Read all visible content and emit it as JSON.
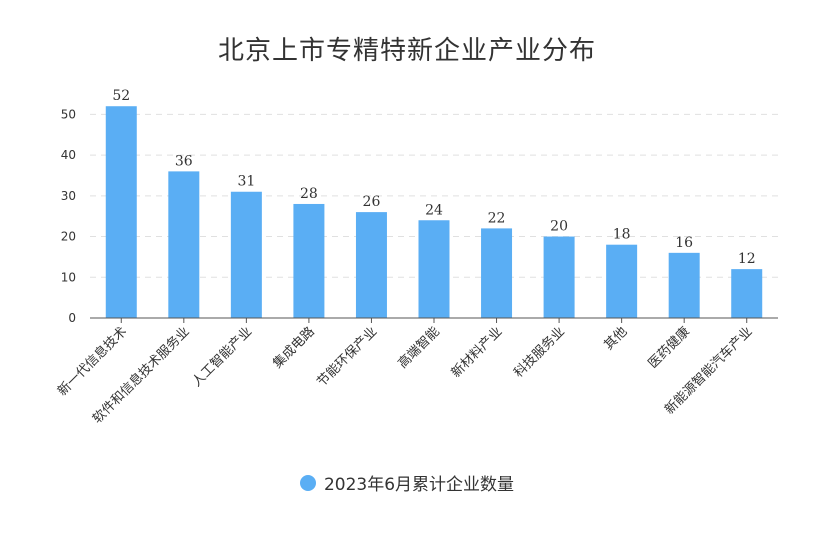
{
  "colors": {
    "bar": "#5aaef4",
    "axis": "#555555",
    "grid": "#e0e0e0",
    "text": "#333333"
  },
  "chart_data": {
    "type": "bar",
    "title": "北京上市专精特新企业产业分布",
    "categories": [
      "新一代信息技术",
      "软件和信息技术服务业",
      "人工智能产业",
      "集成电路",
      "节能环保产业",
      "高端智能",
      "新材料产业",
      "科技服务业",
      "其他",
      "医药健康",
      "新能源智能汽车产业"
    ],
    "series": [
      {
        "name": "2023年6月累计企业数量",
        "values": [
          52,
          36,
          31,
          28,
          26,
          24,
          22,
          20,
          18,
          16,
          12
        ]
      }
    ],
    "y_ticks": [
      "0",
      "10",
      "20",
      "30",
      "40",
      "50"
    ],
    "ylim": [
      0,
      55
    ],
    "grid": true,
    "legend_position": "bottom"
  }
}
★ ★ ★
Short task:
Transcribe the records above exactly, leaving out every picture.

Response:
Read all visible content and emit it as JSON.
{
  "colors": {
    "bar": "#5aaef4",
    "axis": "#555555",
    "grid": "#e0e0e0",
    "text": "#333333"
  },
  "chart_data": {
    "type": "bar",
    "title": "北京上市专精特新企业产业分布",
    "categories": [
      "新一代信息技术",
      "软件和信息技术服务业",
      "人工智能产业",
      "集成电路",
      "节能环保产业",
      "高端智能",
      "新材料产业",
      "科技服务业",
      "其他",
      "医药健康",
      "新能源智能汽车产业"
    ],
    "series": [
      {
        "name": "2023年6月累计企业数量",
        "values": [
          52,
          36,
          31,
          28,
          26,
          24,
          22,
          20,
          18,
          16,
          12
        ]
      }
    ],
    "y_ticks": [
      "0",
      "10",
      "20",
      "30",
      "40",
      "50"
    ],
    "ylim": [
      0,
      55
    ],
    "grid": true,
    "legend_position": "bottom"
  }
}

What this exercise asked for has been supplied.